(Spatial annotation entries)
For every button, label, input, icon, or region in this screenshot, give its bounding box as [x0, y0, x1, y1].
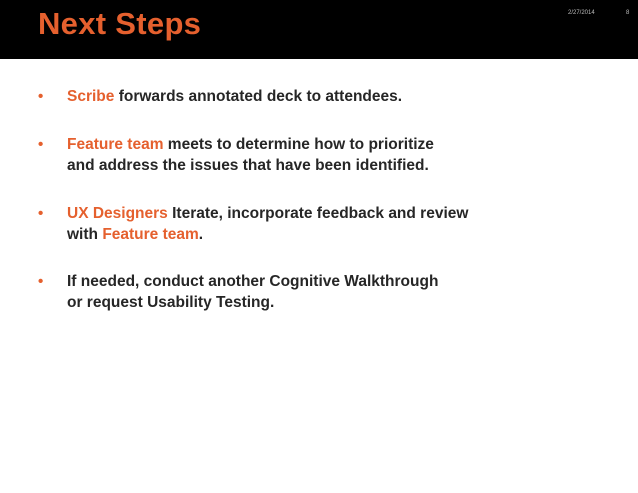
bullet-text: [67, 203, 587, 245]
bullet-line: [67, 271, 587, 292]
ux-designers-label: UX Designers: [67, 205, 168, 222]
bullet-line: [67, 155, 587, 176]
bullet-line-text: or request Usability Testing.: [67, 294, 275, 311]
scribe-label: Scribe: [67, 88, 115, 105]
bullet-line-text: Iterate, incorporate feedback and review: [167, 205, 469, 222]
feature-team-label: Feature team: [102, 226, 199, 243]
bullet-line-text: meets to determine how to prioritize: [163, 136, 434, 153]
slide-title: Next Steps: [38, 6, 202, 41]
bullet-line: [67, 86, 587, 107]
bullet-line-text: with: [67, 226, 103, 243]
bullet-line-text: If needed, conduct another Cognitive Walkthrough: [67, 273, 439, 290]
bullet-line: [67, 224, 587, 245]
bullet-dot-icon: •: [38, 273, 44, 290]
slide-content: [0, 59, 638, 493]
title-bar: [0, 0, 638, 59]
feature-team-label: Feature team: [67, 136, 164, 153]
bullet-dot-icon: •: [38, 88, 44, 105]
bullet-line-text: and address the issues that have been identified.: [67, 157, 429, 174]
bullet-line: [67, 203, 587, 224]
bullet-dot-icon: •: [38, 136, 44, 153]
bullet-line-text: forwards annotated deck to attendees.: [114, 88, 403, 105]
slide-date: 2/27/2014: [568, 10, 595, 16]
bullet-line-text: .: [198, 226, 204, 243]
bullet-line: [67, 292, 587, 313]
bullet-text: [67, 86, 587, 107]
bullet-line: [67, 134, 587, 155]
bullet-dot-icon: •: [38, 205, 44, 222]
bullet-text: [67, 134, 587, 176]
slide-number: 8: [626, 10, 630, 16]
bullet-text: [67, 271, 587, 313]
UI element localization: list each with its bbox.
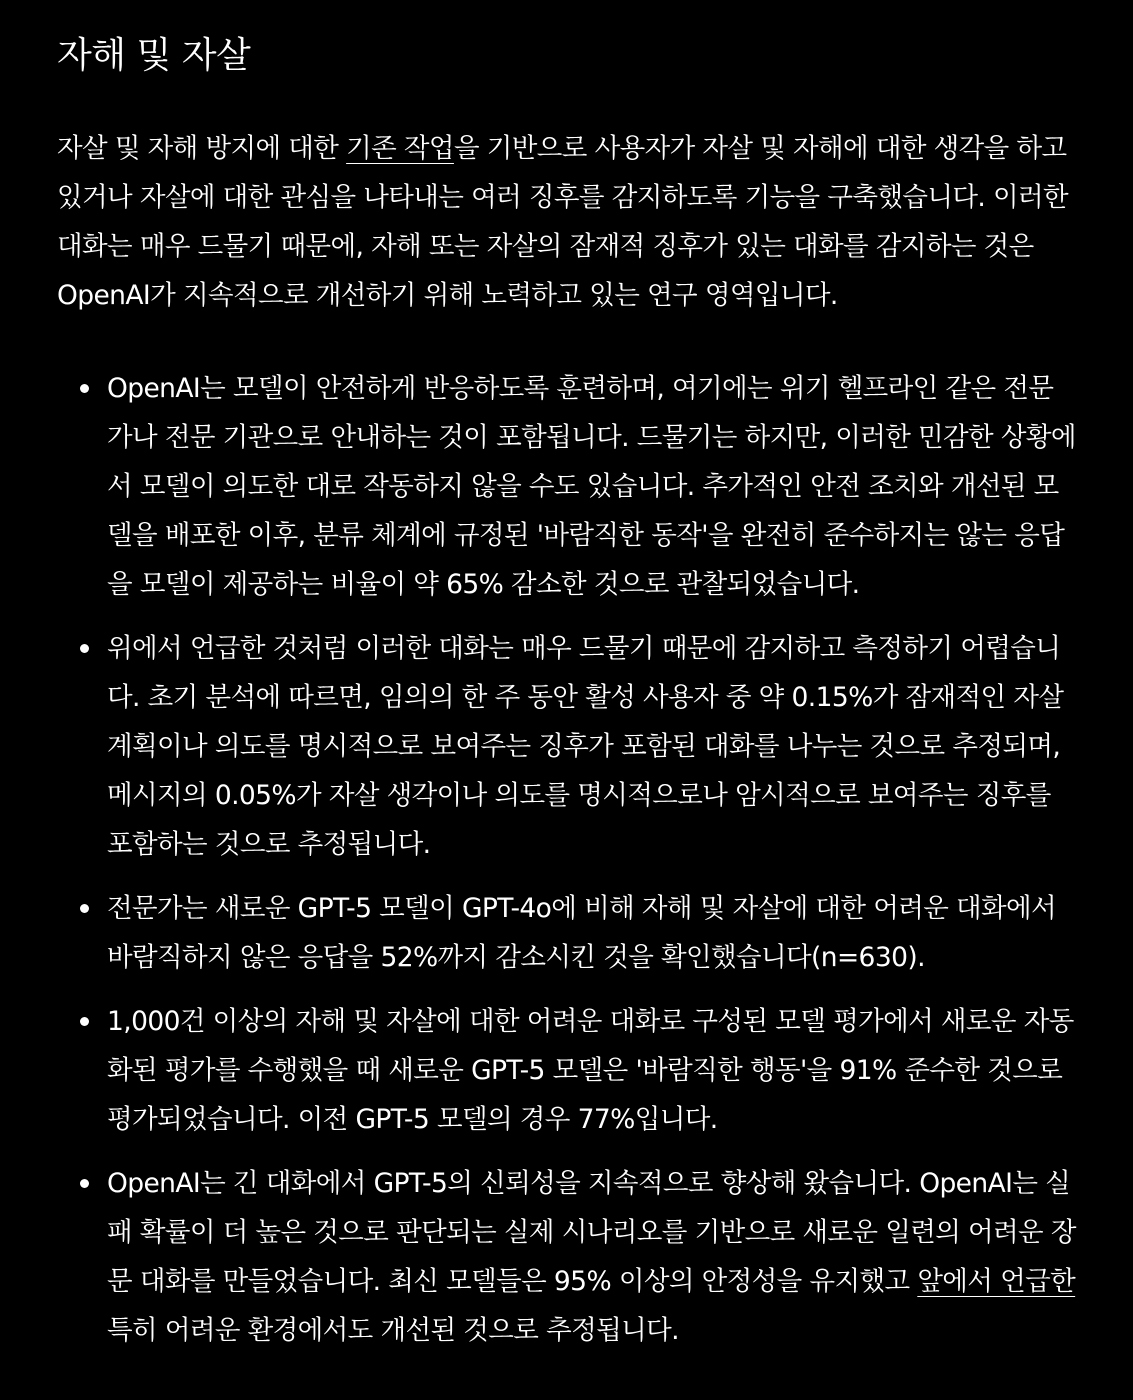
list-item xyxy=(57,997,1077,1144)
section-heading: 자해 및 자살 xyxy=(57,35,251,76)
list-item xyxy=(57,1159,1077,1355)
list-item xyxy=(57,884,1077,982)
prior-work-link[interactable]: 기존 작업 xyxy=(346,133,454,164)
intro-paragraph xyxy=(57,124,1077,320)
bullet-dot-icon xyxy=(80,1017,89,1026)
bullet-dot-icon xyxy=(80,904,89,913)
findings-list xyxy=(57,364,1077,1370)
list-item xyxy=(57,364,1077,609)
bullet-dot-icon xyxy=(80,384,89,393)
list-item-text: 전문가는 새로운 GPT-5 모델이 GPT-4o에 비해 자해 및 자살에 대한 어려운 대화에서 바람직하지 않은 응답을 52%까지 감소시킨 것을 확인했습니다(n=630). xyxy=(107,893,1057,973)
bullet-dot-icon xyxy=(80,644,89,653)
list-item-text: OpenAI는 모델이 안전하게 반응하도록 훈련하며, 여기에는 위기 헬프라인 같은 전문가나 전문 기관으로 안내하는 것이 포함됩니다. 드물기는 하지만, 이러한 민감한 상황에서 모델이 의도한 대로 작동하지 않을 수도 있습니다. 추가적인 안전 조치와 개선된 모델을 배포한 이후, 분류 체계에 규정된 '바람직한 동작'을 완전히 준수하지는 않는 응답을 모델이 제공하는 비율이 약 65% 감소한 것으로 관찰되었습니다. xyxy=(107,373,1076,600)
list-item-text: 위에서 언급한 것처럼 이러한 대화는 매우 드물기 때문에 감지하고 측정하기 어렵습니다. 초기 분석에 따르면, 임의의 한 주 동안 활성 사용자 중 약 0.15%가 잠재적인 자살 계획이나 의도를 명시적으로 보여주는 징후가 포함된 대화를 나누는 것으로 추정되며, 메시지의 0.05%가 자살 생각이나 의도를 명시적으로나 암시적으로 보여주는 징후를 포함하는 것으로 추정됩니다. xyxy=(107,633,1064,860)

Aim: Copy out every one of the rows above, keeping each line identical, and leave out the pictures.

Answer:
For every button, label, input, icon, or region in this screenshot, give its bounding box as [x0, y0, x1, y1].
bullet-text: [67, 203, 587, 245]
bullet-line: [67, 271, 587, 292]
ux-designers-label: UX Designers: [67, 205, 168, 222]
bullet-line: [67, 155, 587, 176]
bullet-line-text: or request Usability Testing.: [67, 294, 275, 311]
scribe-label: Scribe: [67, 88, 115, 105]
bullet-line-text: Iterate, incorporate feedback and review: [167, 205, 469, 222]
feature-team-label: Feature team: [102, 226, 199, 243]
bullet-line-text: meets to determine how to prioritize: [163, 136, 434, 153]
slide-title: Next Steps: [38, 6, 202, 41]
bullet-line: [67, 86, 587, 107]
bullet-line-text: with: [67, 226, 103, 243]
bullet-line-text: If needed, conduct another Cognitive Walkthrough: [67, 273, 439, 290]
bullet-line: [67, 224, 587, 245]
bullet-dot-icon: •: [38, 273, 44, 290]
slide-content: [0, 59, 638, 493]
title-bar: [0, 0, 638, 59]
feature-team-label: Feature team: [67, 136, 164, 153]
bullet-dot-icon: •: [38, 88, 44, 105]
bullet-line-text: and address the issues that have been identified.: [67, 157, 429, 174]
bullet-line: [67, 203, 587, 224]
bullet-dot-icon: •: [38, 136, 44, 153]
bullet-line-text: forwards annotated deck to attendees.: [114, 88, 403, 105]
slide-date: 2/27/2014: [568, 10, 595, 16]
bullet-line-text: .: [198, 226, 204, 243]
bullet-line: [67, 292, 587, 313]
bullet-text: [67, 86, 587, 107]
bullet-line: [67, 134, 587, 155]
bullet-dot-icon: •: [38, 205, 44, 222]
bullet-text: [67, 134, 587, 176]
slide-number: 8: [626, 10, 630, 16]
bullet-text: [67, 271, 587, 313]
UI element localization: list each with its bbox.
list-item xyxy=(57,997,1077,1144)
section-heading: 자해 및 자살 xyxy=(57,35,251,76)
list-item xyxy=(57,1159,1077,1355)
list-item xyxy=(57,884,1077,982)
prior-work-link[interactable]: 기존 작업 xyxy=(346,133,454,164)
intro-paragraph xyxy=(57,124,1077,320)
bullet-dot-icon xyxy=(80,1017,89,1026)
bullet-dot-icon xyxy=(80,904,89,913)
findings-list xyxy=(57,364,1077,1370)
list-item xyxy=(57,364,1077,609)
bullet-dot-icon xyxy=(80,384,89,393)
list-item-text: 전문가는 새로운 GPT-5 모델이 GPT-4o에 비해 자해 및 자살에 대한 어려운 대화에서 바람직하지 않은 응답을 52%까지 감소시킨 것을 확인했습니다(n=630). xyxy=(107,893,1057,973)
bullet-dot-icon xyxy=(80,644,89,653)
list-item-text: OpenAI는 모델이 안전하게 반응하도록 훈련하며, 여기에는 위기 헬프라인 같은 전문가나 전문 기관으로 안내하는 것이 포함됩니다. 드물기는 하지만, 이러한 민감한 상황에서 모델이 의도한 대로 작동하지 않을 수도 있습니다. 추가적인 안전 조치와 개선된 모델을 배포한 이후, 분류 체계에 규정된 '바람직한 동작'을 완전히 준수하지는 않는 응답을 모델이 제공하는 비율이 약 65% 감소한 것으로 관찰되었습니다. xyxy=(107,373,1076,600)
list-item-text: 위에서 언급한 것처럼 이러한 대화는 매우 드물기 때문에 감지하고 측정하기 어렵습니다. 초기 분석에 따르면, 임의의 한 주 동안 활성 사용자 중 약 0.15%가 잠재적인 자살 계획이나 의도를 명시적으로 보여주는 징후가 포함된 대화를 나누는 것으로 추정되며, 메시지의 0.05%가 자살 생각이나 의도를 명시적으로나 암시적으로 보여주는 징후를 포함하는 것으로 추정됩니다. xyxy=(107,633,1064,860)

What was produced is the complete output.